*EXERCISE DESCRIPTION*: Copy all of the material word for word, except for the pictures.

Data entries:
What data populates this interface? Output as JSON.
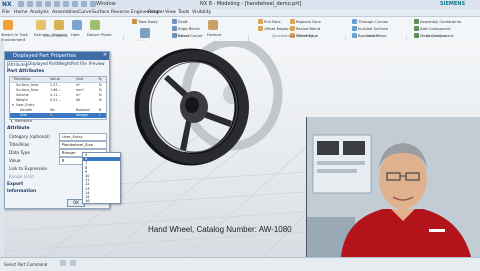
{
  "title_bar": {
    "logo": "NX",
    "window_label": "Window",
    "title": "NX 8 - Modeling - [handwheel_demo.prt]",
    "brand": "SIEMENS"
  },
  "menu": [
    "File",
    "Home",
    "Analysis",
    "Assemblies",
    "Curve",
    "Surface",
    "Reverse Engineering",
    "Render",
    "View",
    "Tools",
    "Visibility"
  ],
  "ribbon": {
    "buttons": [
      "Sketch in Task Environment",
      "Extrude",
      "Revolve",
      "Hole",
      "Datum Plane",
      "Tube Body",
      "Draft",
      "Edge Blend",
      "Blend Corner",
      "Unite",
      "Feature",
      "Pull Face",
      "Offset Region",
      "Replace Face",
      "Resize Blend",
      "Offset Edge",
      "Through Curves",
      "N-sided Surface",
      "Bounded Plane",
      "Assembly Constraints",
      "Add Component",
      "Move Component"
    ],
    "groups": [
      "Direct Sketch",
      "Feature",
      "Synchronous Modeling",
      "Surface",
      "Assemblies"
    ]
  },
  "dialog": {
    "title": "Displayed Part Properties",
    "tabs": [
      "Attributes",
      "Displayed Part",
      "Weight",
      "Part File",
      "Preview"
    ],
    "section_attributes": "Part Attributes",
    "tree_headers": [
      "Title/Alias",
      "Value",
      "Unit",
      "Ty"
    ],
    "tree_rows": [
      {
        "title": "Surface_Area",
        "value": "2.57...",
        "unit": "in²",
        "type": "N"
      },
      {
        "title": "Surface_Area",
        "value": "1.66...",
        "unit": "mm²",
        "type": "N"
      },
      {
        "title": "Volume",
        "value": "4.11...",
        "unit": "in³",
        "type": "N"
      },
      {
        "title": "Weight",
        "value": "0.51...",
        "unit": "lbf",
        "type": "N"
      },
      {
        "title": "User_Entry",
        "value": "",
        "unit": "",
        "type": ""
      },
      {
        "title": "Handle",
        "value": "No",
        "unit": "Boolean",
        "type": "B"
      },
      {
        "title": "Size",
        "value": "6",
        "unit": "Integer",
        "type": "I"
      },
      {
        "title": "Reference",
        "value": "",
        "unit": "",
        "type": ""
      }
    ],
    "section_attribute": "Attribute",
    "category_label": "Category (optional)",
    "category_value": "User_Entry",
    "title_label": "Title/Alias",
    "title_value": "Handwheel_Size",
    "data_type_label": "Data Type",
    "data_type_value": "Integer",
    "value_label": "Value",
    "value_value": "6",
    "link_label": "Link to Expression",
    "range_label": "Range Limit",
    "export_label": "Export",
    "information_label": "Information",
    "ok_label": "OK"
  },
  "dropdown": {
    "options": [
      "4",
      "6",
      "7",
      "8",
      "9",
      "10",
      "11",
      "12",
      "13",
      "14",
      "15",
      "16"
    ],
    "selected_index": 1
  },
  "viewport": {
    "caption": "Hand Wheel, Catalog Number:  AW-1080"
  },
  "status_bar": {
    "text": "Select Part Command"
  },
  "colors": {
    "wheel": "#2a2b2e",
    "highlight": "#3b78c4",
    "title_blue": "#3d6ea5",
    "shirt_red": "#b3131b"
  }
}
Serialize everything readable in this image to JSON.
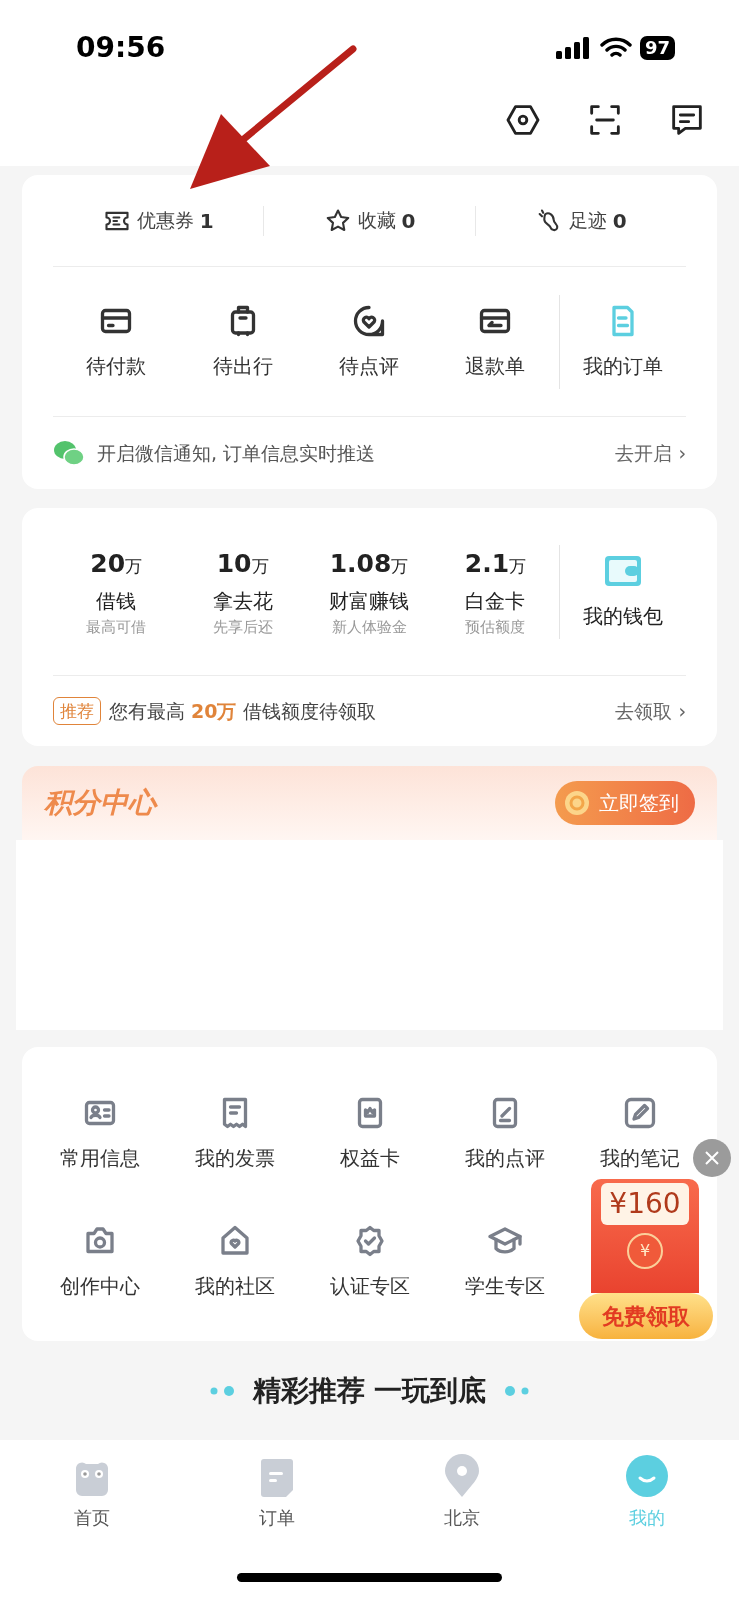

*RESULT OF THE TASK*:
What data populates this interface? Output as JSON.
{
  "title_bar": {
    "logo": "NX",
    "window_label": "Window",
    "title": "NX 8 - Modeling - [handwheel_demo.prt]",
    "brand": "SIEMENS"
  },
  "menu": [
    "File",
    "Home",
    "Analysis",
    "Assemblies",
    "Curve",
    "Surface",
    "Reverse Engineering",
    "Render",
    "View",
    "Tools",
    "Visibility"
  ],
  "ribbon": {
    "buttons": [
      "Sketch in Task Environment",
      "Extrude",
      "Revolve",
      "Hole",
      "Datum Plane",
      "Tube Body",
      "Draft",
      "Edge Blend",
      "Blend Corner",
      "Unite",
      "Feature",
      "Pull Face",
      "Offset Region",
      "Replace Face",
      "Resize Blend",
      "Offset Edge",
      "Through Curves",
      "N-sided Surface",
      "Bounded Plane",
      "Assembly Constraints",
      "Add Component",
      "Move Component"
    ],
    "groups": [
      "Direct Sketch",
      "Feature",
      "Synchronous Modeling",
      "Surface",
      "Assemblies"
    ]
  },
  "dialog": {
    "title": "Displayed Part Properties",
    "tabs": [
      "Attributes",
      "Displayed Part",
      "Weight",
      "Part File",
      "Preview"
    ],
    "section_attributes": "Part Attributes",
    "tree_headers": [
      "Title/Alias",
      "Value",
      "Unit",
      "Ty"
    ],
    "tree_rows": [
      {
        "title": "Surface_Area",
        "value": "2.57...",
        "unit": "in²",
        "type": "N"
      },
      {
        "title": "Surface_Area",
        "value": "1.66...",
        "unit": "mm²",
        "type": "N"
      },
      {
        "title": "Volume",
        "value": "4.11...",
        "unit": "in³",
        "type": "N"
      },
      {
        "title": "Weight",
        "value": "0.51...",
        "unit": "lbf",
        "type": "N"
      },
      {
        "title": "User_Entry",
        "value": "",
        "unit": "",
        "type": ""
      },
      {
        "title": "Handle",
        "value": "No",
        "unit": "Boolean",
        "type": "B"
      },
      {
        "title": "Size",
        "value": "6",
        "unit": "Integer",
        "type": "I"
      },
      {
        "title": "Reference",
        "value": "",
        "unit": "",
        "type": ""
      }
    ],
    "section_attribute": "Attribute",
    "category_label": "Category (optional)",
    "category_value": "User_Entry",
    "title_label": "Title/Alias",
    "title_value": "Handwheel_Size",
    "data_type_label": "Data Type",
    "data_type_value": "Integer",
    "value_label": "Value",
    "value_value": "6",
    "link_label": "Link to Expression",
    "range_label": "Range Limit",
    "export_label": "Export",
    "information_label": "Information",
    "ok_label": "OK"
  },
  "dropdown": {
    "options": [
      "4",
      "6",
      "7",
      "8",
      "9",
      "10",
      "11",
      "12",
      "13",
      "14",
      "15",
      "16"
    ],
    "selected_index": 1
  },
  "viewport": {
    "caption": "Hand Wheel, Catalog Number:  AW-1080"
  },
  "status_bar": {
    "text": "Select Part Command"
  },
  "colors": {
    "wheel": "#2a2b2e",
    "highlight": "#3b78c4",
    "title_blue": "#3d6ea5",
    "shirt_red": "#b3131b"
  }
}
Serialize everything readable in this image to JSON.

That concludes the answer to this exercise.